- **SHORT PROBLEM**
Rewrite the records from the first line through the line containing "The movable mass integral", swapping "generalized" for "typical" and leaving everything else unchanged.

- **DATASET CONTENT**
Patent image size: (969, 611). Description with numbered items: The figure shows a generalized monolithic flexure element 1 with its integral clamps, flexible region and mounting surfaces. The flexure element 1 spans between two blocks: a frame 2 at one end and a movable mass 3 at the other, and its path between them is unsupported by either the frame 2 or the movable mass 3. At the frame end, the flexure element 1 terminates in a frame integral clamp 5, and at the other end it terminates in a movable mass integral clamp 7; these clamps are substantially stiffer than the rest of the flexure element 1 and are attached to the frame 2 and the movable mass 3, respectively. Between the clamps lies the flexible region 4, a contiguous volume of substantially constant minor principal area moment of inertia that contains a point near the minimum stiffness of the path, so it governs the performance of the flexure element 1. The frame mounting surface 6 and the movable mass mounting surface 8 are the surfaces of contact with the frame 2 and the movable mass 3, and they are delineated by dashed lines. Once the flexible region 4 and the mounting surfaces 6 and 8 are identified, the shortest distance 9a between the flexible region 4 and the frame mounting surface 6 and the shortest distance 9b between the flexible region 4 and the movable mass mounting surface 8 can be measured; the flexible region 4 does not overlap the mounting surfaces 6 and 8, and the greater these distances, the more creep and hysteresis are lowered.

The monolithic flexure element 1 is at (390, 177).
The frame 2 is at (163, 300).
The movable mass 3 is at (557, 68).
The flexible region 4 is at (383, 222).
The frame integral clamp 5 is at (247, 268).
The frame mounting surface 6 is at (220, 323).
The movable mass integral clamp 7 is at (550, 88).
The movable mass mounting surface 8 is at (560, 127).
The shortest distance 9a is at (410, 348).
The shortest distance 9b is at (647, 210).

- **FINISHED TASK**
Patent image size: (969, 611). Description with numbered items: The figure shows a typical monolithic flexure element 1 with its integral clamps, flexible region and mounting surfaces. The flexure element 1 spans between two blocks: a frame 2 at one end and a movable mass 3 at the other, and its path between them is unsupported by either the frame 2 or the movable mass 3. At the frame end, the flexure element 1 terminates in a frame integral clamp 5, and at the other end it terminates in a movable mass integral clamp 7; these clamps are substantially stiffer than the rest of the flexure element 1 and are attached to the frame 2 and the movable mass 3, respectively. Between the clamps lies the flexible region 4, a contiguous volume of substantially constant minor principal area moment of inertia that contains a point near the minimum stiffness of the path, so it governs the performance of the flexure element 1. The frame mounting surface 6 and the movable mass mounting surface 8 are the surfaces of contact with the frame 2 and the movable mass 3, and they are delineated by dashed lines. Once the flexible region 4 and the mounting surfaces 6 and 8 are identified, the shortest distance 9a between the flexible region 4 and the frame mounting surface 6 and the shortest distance 9b between the flexible region 4 and the movable mass mounting surface 8 can be measured; the flexible region 4 does not overlap the mounting surfaces 6 and 8, and the greater these distances, the more creep and hysteresis are lowered.

The monolithic flexure element 1 is at (390, 177).
The frame 2 is at (163, 300).
The movable mass 3 is at (557, 68).
The flexible region 4 is at (383, 222).
The frame integral clamp 5 is at (247, 268).
The frame mounting surface 6 is at (220, 323).
The movable mass integral clamp 7 is at (550, 88).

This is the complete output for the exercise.